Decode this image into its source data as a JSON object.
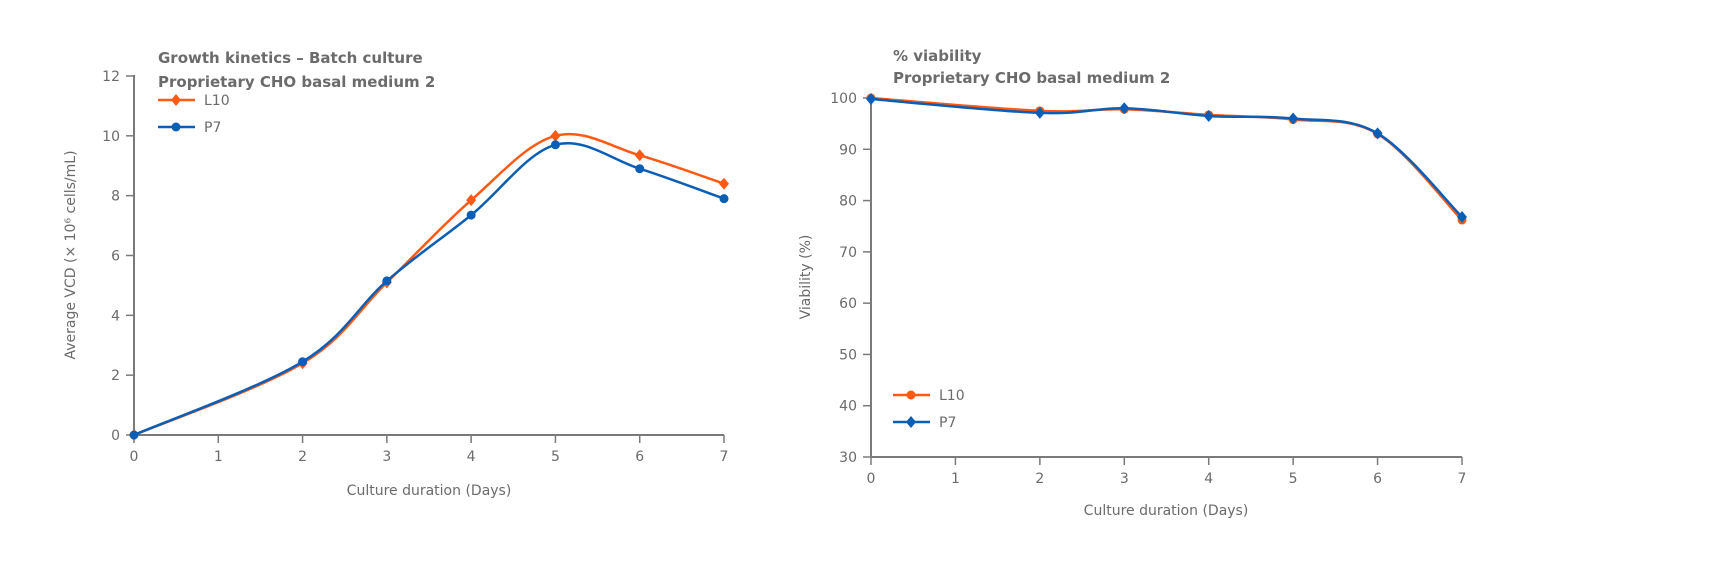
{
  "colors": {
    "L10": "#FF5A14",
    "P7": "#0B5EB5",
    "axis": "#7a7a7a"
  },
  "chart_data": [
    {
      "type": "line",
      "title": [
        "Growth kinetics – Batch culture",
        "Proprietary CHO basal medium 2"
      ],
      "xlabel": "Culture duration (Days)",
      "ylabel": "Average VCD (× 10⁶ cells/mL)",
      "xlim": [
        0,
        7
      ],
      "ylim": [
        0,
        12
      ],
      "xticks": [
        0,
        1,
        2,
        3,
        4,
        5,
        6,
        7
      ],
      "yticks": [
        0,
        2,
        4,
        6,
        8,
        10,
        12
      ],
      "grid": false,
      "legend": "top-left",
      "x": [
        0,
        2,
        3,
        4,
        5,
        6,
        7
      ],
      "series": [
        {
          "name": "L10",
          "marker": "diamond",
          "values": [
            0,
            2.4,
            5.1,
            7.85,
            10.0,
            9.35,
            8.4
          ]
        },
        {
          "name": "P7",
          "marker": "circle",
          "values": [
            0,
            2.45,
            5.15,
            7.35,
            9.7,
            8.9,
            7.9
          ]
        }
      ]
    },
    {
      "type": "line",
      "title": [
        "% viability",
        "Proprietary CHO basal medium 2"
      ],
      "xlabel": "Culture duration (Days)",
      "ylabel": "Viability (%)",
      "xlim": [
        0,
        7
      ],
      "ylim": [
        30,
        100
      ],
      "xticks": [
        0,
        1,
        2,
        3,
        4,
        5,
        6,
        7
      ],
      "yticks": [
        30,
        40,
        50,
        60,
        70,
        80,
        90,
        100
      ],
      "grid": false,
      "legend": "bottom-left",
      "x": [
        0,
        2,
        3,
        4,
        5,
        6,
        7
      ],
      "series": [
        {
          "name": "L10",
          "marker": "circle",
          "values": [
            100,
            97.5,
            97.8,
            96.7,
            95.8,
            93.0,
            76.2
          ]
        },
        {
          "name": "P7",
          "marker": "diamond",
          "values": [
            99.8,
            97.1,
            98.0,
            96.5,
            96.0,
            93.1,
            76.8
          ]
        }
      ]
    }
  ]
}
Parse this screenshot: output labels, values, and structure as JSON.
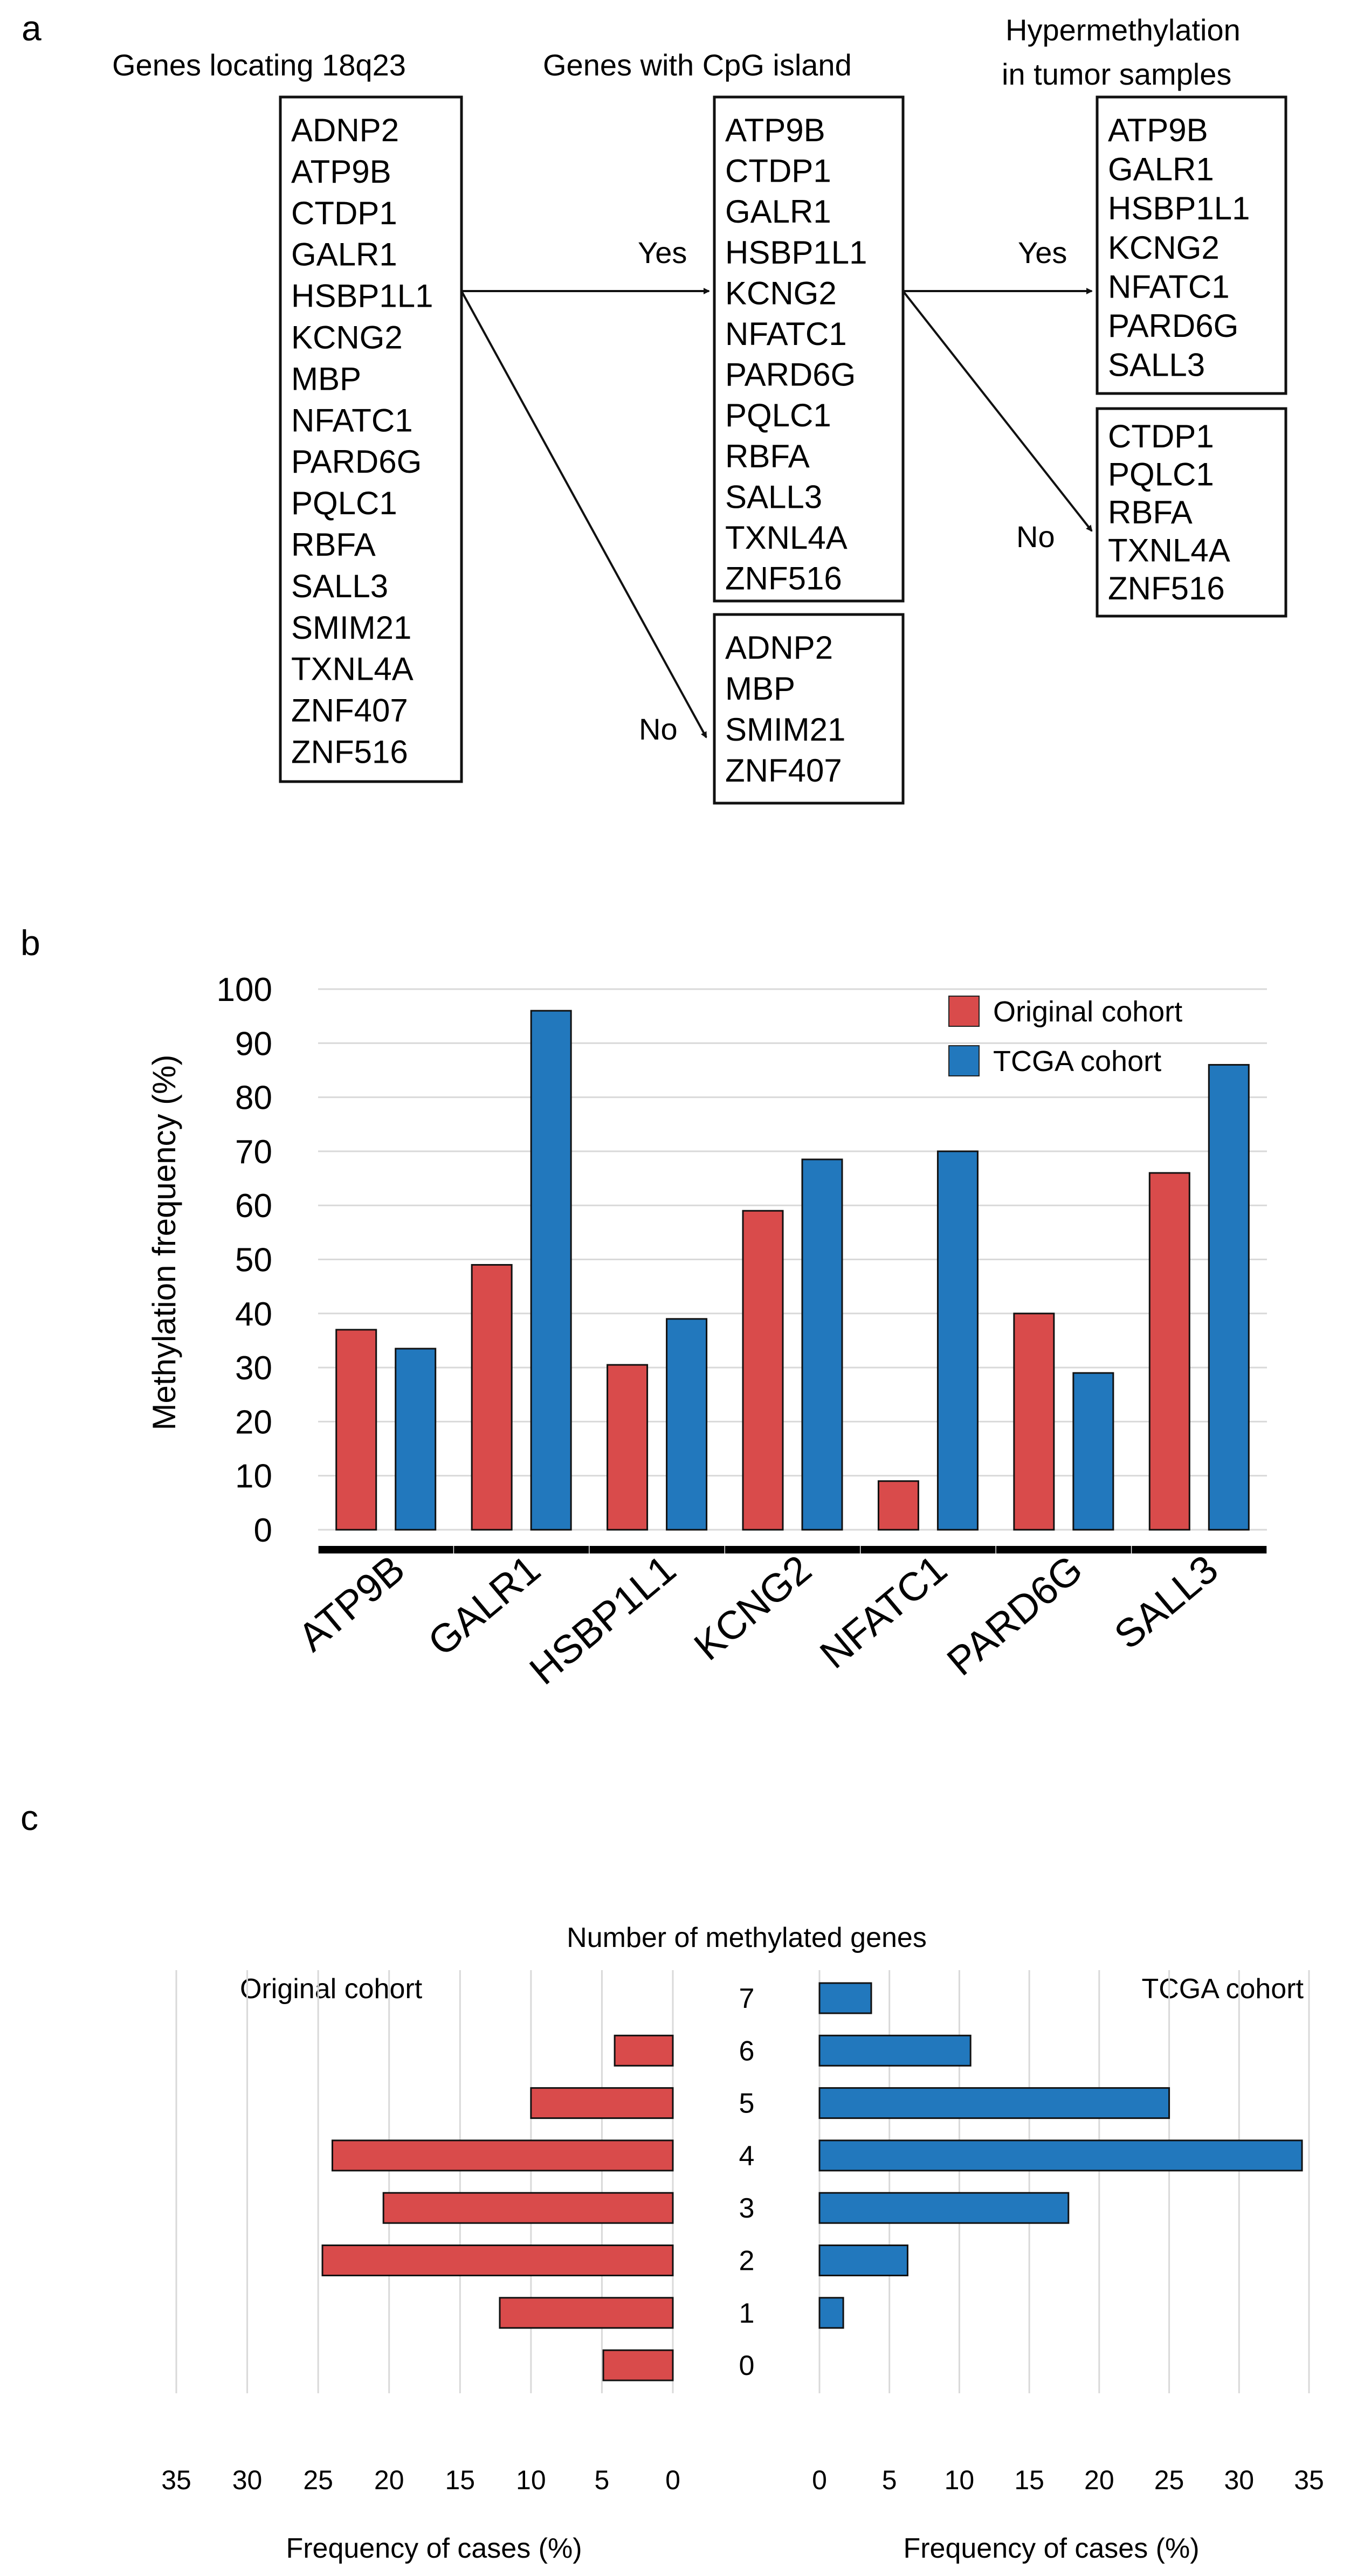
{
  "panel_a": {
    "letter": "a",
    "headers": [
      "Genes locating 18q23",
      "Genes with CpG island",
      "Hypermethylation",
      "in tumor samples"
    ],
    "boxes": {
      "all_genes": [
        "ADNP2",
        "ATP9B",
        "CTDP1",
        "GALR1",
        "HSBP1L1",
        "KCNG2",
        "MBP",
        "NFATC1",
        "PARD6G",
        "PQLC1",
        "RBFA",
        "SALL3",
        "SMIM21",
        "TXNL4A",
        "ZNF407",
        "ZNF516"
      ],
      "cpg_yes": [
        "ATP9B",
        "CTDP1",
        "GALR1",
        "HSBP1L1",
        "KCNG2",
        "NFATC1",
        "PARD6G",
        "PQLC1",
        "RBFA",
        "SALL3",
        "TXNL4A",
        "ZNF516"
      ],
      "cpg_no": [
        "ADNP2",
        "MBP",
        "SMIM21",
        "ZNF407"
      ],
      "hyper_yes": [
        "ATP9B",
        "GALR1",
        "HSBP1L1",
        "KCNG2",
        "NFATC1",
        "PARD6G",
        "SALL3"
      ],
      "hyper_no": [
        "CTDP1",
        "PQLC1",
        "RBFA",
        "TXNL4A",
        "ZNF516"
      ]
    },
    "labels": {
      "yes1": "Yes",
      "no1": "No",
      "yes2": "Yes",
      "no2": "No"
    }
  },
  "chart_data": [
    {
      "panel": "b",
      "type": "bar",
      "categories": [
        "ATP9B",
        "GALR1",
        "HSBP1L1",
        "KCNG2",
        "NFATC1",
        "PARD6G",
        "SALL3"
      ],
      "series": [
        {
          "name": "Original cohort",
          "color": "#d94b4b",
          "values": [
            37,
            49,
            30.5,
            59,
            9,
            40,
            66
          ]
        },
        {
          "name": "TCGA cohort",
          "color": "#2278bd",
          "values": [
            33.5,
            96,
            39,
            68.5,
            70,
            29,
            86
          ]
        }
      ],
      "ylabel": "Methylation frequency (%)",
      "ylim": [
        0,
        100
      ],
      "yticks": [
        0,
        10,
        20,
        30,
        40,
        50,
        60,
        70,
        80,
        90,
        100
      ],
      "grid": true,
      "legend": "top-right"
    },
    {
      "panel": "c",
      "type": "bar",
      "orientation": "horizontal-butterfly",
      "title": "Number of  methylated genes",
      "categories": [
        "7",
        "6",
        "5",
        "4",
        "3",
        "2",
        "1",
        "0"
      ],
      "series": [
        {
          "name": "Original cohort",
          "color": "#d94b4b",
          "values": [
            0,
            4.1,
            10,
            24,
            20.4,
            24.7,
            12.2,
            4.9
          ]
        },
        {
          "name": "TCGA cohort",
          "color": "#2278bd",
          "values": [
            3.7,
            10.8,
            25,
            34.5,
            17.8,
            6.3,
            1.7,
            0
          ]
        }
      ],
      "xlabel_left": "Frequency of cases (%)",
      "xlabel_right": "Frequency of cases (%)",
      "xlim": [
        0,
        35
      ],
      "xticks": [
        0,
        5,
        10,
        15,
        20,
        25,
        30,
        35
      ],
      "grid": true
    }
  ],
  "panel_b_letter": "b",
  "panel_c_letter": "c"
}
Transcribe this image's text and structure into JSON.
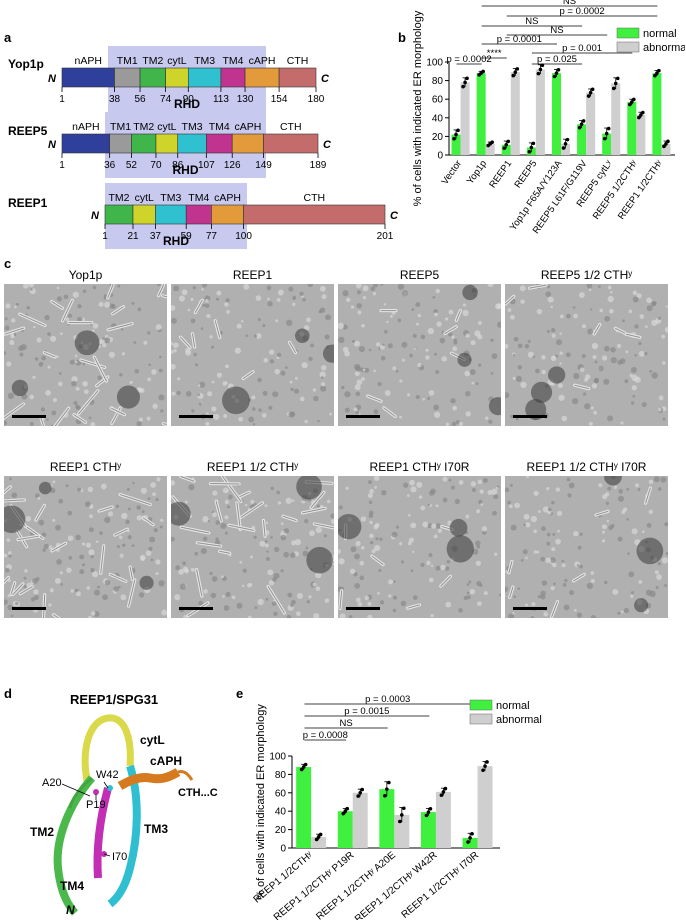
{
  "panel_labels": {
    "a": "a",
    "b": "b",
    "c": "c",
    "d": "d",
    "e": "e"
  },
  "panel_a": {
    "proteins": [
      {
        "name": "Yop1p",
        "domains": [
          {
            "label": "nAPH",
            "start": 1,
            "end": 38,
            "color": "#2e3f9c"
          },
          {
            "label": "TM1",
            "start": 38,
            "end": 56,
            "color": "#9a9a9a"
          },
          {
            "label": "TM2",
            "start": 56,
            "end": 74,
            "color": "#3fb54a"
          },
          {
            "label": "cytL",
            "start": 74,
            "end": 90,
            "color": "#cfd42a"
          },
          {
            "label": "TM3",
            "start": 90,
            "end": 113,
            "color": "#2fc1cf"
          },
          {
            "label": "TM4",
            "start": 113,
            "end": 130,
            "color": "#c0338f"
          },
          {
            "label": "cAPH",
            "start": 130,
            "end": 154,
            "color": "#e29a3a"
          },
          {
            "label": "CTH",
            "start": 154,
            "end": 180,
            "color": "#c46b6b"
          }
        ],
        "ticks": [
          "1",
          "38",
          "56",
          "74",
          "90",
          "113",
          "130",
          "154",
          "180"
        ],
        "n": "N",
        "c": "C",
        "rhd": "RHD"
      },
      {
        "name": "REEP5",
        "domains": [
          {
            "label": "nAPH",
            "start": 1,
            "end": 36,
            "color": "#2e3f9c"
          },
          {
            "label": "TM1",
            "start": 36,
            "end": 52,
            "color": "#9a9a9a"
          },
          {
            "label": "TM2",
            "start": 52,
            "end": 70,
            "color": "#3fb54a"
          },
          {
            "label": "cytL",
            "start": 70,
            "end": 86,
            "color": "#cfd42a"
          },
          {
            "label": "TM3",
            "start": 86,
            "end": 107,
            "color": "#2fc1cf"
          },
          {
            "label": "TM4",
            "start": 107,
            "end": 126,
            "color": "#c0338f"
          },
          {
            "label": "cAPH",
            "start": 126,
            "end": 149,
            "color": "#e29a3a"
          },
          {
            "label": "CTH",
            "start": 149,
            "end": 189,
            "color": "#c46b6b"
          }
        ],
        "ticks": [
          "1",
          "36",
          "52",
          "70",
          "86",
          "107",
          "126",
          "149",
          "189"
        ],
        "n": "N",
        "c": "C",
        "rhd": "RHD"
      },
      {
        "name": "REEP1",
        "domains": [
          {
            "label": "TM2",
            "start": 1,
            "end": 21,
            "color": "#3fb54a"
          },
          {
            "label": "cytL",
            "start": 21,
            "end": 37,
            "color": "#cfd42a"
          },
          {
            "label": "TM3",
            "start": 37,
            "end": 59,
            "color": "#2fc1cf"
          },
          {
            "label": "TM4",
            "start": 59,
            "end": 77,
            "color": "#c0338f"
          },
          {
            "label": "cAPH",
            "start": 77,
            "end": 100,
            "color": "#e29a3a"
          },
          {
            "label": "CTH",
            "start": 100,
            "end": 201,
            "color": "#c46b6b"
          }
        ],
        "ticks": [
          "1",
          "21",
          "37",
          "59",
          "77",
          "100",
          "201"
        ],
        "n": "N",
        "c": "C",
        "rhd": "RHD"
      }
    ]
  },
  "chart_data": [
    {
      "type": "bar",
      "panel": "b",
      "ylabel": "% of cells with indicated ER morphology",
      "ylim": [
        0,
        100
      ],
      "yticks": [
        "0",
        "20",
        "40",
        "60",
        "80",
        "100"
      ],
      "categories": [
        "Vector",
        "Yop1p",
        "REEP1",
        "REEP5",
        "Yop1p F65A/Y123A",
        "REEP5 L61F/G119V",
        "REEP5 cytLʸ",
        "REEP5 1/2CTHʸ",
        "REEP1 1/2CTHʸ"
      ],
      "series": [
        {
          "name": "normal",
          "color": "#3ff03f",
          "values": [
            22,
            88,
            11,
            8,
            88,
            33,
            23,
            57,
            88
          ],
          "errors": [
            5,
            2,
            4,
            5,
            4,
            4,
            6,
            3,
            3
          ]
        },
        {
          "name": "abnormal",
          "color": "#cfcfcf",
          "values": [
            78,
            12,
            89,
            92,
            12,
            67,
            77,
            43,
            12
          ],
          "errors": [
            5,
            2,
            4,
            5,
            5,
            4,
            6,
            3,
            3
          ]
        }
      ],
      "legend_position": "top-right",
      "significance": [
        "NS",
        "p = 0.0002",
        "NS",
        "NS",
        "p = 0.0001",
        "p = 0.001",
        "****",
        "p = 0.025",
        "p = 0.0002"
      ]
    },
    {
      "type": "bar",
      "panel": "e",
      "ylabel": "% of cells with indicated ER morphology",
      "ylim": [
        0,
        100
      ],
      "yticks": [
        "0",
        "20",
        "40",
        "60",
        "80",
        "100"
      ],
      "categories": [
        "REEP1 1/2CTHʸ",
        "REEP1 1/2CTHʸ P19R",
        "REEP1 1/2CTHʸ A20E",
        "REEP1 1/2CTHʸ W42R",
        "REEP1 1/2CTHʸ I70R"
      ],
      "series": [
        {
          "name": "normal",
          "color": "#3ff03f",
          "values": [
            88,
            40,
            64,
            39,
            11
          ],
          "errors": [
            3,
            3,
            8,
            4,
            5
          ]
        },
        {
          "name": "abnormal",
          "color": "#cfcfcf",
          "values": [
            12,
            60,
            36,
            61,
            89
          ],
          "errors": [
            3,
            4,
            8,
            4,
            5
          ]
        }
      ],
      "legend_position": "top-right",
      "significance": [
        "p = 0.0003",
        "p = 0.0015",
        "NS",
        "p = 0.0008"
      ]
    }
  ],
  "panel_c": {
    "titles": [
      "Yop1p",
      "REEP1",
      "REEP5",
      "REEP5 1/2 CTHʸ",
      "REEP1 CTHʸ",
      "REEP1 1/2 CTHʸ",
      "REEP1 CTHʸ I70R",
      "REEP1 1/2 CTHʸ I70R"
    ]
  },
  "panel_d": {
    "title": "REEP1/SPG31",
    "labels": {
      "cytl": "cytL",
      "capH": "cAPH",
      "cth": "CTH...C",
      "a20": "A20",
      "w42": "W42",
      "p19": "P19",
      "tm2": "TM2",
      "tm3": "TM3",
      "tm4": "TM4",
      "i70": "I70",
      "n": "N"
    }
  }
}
--*--
### Problem
Copy here each line of the preceding records with "into" in it.

### Task response
Decode this image into its source data as a JSON object.
Transcribe this image's text and structure into JSON.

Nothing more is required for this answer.